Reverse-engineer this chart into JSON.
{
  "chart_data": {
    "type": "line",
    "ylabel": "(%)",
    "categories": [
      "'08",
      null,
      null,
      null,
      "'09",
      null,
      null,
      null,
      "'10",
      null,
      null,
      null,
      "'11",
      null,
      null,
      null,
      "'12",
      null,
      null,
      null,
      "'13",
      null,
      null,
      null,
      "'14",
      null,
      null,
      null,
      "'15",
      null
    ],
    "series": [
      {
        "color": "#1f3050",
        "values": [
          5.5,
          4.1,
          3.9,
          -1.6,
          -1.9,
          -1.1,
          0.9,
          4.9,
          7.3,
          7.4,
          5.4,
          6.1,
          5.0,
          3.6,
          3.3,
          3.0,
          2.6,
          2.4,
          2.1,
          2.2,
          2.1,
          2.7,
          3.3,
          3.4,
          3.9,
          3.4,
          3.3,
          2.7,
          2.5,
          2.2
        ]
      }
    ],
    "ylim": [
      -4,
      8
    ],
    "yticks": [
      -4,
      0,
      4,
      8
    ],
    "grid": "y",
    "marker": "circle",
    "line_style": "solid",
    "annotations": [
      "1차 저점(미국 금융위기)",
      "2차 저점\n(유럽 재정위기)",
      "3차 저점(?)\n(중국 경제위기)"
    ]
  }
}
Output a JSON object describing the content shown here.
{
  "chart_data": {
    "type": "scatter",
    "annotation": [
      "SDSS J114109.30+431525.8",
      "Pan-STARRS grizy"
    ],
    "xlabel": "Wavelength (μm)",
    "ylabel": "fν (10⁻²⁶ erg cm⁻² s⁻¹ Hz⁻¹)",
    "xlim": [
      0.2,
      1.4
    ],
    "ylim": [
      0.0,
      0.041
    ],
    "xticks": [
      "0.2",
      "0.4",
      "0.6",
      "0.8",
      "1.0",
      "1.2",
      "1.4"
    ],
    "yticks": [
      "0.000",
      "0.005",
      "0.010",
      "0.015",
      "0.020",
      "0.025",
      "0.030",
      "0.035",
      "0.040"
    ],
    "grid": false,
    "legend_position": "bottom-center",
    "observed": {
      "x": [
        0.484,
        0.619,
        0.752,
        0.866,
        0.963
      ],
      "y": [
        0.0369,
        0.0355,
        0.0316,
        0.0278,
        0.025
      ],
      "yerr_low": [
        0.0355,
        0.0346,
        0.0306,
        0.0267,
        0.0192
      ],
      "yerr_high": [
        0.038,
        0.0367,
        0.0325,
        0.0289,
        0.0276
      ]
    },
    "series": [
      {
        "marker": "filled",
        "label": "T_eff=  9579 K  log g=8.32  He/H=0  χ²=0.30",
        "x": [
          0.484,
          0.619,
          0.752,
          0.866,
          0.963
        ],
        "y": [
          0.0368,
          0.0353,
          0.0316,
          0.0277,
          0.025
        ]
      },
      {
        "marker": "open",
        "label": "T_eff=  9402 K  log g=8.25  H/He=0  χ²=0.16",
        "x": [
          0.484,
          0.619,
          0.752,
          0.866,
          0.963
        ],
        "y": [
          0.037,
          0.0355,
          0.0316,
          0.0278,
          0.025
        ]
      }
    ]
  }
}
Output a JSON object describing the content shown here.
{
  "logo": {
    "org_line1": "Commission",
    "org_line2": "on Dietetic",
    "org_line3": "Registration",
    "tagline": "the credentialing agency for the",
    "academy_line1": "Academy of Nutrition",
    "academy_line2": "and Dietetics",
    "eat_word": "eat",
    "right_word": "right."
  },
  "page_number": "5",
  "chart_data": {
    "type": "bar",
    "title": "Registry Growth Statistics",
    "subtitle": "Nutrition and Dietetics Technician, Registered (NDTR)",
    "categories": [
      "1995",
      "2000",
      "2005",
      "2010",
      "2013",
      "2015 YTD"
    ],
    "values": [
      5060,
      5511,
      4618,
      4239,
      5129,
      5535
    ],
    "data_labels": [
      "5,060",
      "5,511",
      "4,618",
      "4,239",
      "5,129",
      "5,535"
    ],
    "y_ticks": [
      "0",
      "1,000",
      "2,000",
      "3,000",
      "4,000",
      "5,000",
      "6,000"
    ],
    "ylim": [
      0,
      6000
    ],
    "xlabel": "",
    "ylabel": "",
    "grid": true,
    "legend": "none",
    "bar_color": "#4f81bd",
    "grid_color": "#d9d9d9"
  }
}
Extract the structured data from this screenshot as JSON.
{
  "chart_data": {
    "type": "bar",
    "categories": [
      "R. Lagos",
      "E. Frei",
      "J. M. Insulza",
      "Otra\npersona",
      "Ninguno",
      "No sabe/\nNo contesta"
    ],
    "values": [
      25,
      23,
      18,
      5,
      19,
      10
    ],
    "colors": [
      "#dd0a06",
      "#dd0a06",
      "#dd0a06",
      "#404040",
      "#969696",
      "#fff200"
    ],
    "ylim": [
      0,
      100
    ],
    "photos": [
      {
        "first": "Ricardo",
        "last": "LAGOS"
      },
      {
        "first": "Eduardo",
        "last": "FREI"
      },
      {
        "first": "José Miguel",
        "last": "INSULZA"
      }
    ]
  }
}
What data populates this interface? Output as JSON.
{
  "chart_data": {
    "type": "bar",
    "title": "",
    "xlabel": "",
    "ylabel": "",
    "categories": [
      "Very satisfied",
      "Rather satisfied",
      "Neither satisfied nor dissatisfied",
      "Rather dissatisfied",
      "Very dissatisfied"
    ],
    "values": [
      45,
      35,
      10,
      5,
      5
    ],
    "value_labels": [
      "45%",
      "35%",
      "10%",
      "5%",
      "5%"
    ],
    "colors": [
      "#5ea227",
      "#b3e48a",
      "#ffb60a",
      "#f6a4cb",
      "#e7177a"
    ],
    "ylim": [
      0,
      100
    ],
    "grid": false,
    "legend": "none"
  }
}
-*-*-
Written request:
Using the material above, print every entry exactly as written.

The completed task:
Reverse-engineer this chart into JSON.
{
  "chart_data": {
    "type": "line",
    "ylabel": "(%)",
    "categories": [
      "'08",
      null,
      null,
      null,
      "'09",
      null,
      null,
      null,
      "'10",
      null,
      null,
      null,
      "'11",
      null,
      null,
      null,
      "'12",
      null,
      null,
      null,
      "'13",
      null,
      null,
      null,
      "'14",
      null,
      null,
      null,
      "'15",
      null
    ],
    "series": [
      {
        "color": "#1f3050",
        "values": [
          5.5,
          4.1,
          3.9,
          -1.6,
          -1.9,
          -1.1,
          0.9,
          4.9,
          7.3,
          7.4,
          5.4,
          6.1,
          5.0,
          3.6,
          3.3,
          3.0,
          2.6,
          2.4,
          2.1,
          2.2,
          2.1,
          2.7,
          3.3,
          3.4,
          3.9,
          3.4,
          3.3,
          2.7,
          2.5,
          2.2
        ]
      }
    ],
    "ylim": [
      -4,
      8
    ],
    "yticks": [
      -4,
      0,
      4,
      8
    ],
    "grid": "y",
    "marker": "circle",
    "line_style": "solid",
    "annotations": [
      "1차 저점(미국 금융위기)",
      "2차 저점\n(유럽 재정위기)",
      "3차 저점(?)\n(중국 경제위기)"
    ]
  }
}
Output a JSON object describing the content shown here.
{
  "chart_data": {
    "type": "scatter",
    "annotation": [
      "SDSS J114109.30+431525.8",
      "Pan-STARRS grizy"
    ],
    "xlabel": "Wavelength (μm)",
    "ylabel": "fν (10⁻²⁶ erg cm⁻² s⁻¹ Hz⁻¹)",
    "xlim": [
      0.2,
      1.4
    ],
    "ylim": [
      0.0,
      0.041
    ],
    "xticks": [
      "0.2",
      "0.4",
      "0.6",
      "0.8",
      "1.0",
      "1.2",
      "1.4"
    ],
    "yticks": [
      "0.000",
      "0.005",
      "0.010",
      "0.015",
      "0.020",
      "0.025",
      "0.030",
      "0.035",
      "0.040"
    ],
    "grid": false,
    "legend_position": "bottom-center",
    "observed": {
      "x": [
        0.484,
        0.619,
        0.752,
        0.866,
        0.963
      ],
      "y": [
        0.0369,
        0.0355,
        0.0316,
        0.0278,
        0.025
      ],
      "yerr_low": [
        0.0355,
        0.0346,
        0.0306,
        0.0267,
        0.0192
      ],
      "yerr_high": [
        0.038,
        0.0367,
        0.0325,
        0.0289,
        0.0276
      ]
    },
    "series": [
      {
        "marker": "filled",
        "label": "T_eff=  9579 K  log g=8.32  He/H=0  χ²=0.30",
        "x": [
          0.484,
          0.619,
          0.752,
          0.866,
          0.963
        ],
        "y": [
          0.0368,
          0.0353,
          0.0316,
          0.0277,
          0.025
        ]
      },
      {
        "marker": "open",
        "label": "T_eff=  9402 K  log g=8.25  H/He=0  χ²=0.16",
        "x": [
          0.484,
          0.619,
          0.752,
          0.866,
          0.963
        ],
        "y": [
          0.037,
          0.0355,
          0.0316,
          0.0278,
          0.025
        ]
      }
    ]
  }
}
Output a JSON object describing the content shown here.
{
  "logo": {
    "org_line1": "Commission",
    "org_line2": "on Dietetic",
    "org_line3": "Registration",
    "tagline": "the credentialing agency for the",
    "academy_line1": "Academy of Nutrition",
    "academy_line2": "and Dietetics",
    "eat_word": "eat",
    "right_word": "right."
  },
  "page_number": "5",
  "chart_data": {
    "type": "bar",
    "title": "Registry Growth Statistics",
    "subtitle": "Nutrition and Dietetics Technician, Registered (NDTR)",
    "categories": [
      "1995",
      "2000",
      "2005",
      "2010",
      "2013",
      "2015 YTD"
    ],
    "values": [
      5060,
      5511,
      4618,
      4239,
      5129,
      5535
    ],
    "data_labels": [
      "5,060",
      "5,511",
      "4,618",
      "4,239",
      "5,129",
      "5,535"
    ],
    "y_ticks": [
      "0",
      "1,000",
      "2,000",
      "3,000",
      "4,000",
      "5,000",
      "6,000"
    ],
    "ylim": [
      0,
      6000
    ],
    "xlabel": "",
    "ylabel": "",
    "grid": true,
    "legend": "none",
    "bar_color": "#4f81bd",
    "grid_color": "#d9d9d9"
  }
}
Extract the structured data from this screenshot as JSON.
{
  "chart_data": {
    "type": "bar",
    "categories": [
      "R. Lagos",
      "E. Frei",
      "J. M. Insulza",
      "Otra\npersona",
      "Ninguno",
      "No sabe/\nNo contesta"
    ],
    "values": [
      25,
      23,
      18,
      5,
      19,
      10
    ],
    "colors": [
      "#dd0a06",
      "#dd0a06",
      "#dd0a06",
      "#404040",
      "#969696",
      "#fff200"
    ],
    "ylim": [
      0,
      100
    ],
    "photos": [
      {
        "first": "Ricardo",
        "last": "LAGOS"
      },
      {
        "first": "Eduardo",
        "last": "FREI"
      },
      {
        "first": "José Miguel",
        "last": "INSULZA"
      }
    ]
  }
}
What data populates this interface? Output as JSON.
{
  "chart_data": {
    "type": "bar",
    "title": "",
    "xlabel": "",
    "ylabel": "",
    "categories": [
      "Very satisfied",
      "Rather satisfied",
      "Neither satisfied nor dissatisfied",
      "Rather dissatisfied",
      "Very dissatisfied"
    ],
    "values": [
      45,
      35,
      10,
      5,
      5
    ],
    "value_labels": [
      "45%",
      "35%",
      "10%",
      "5%",
      "5%"
    ],
    "colors": [
      "#5ea227",
      "#b3e48a",
      "#ffb60a",
      "#f6a4cb",
      "#e7177a"
    ],
    "ylim": [
      0,
      100
    ],
    "grid": false,
    "legend": "none"
  }
}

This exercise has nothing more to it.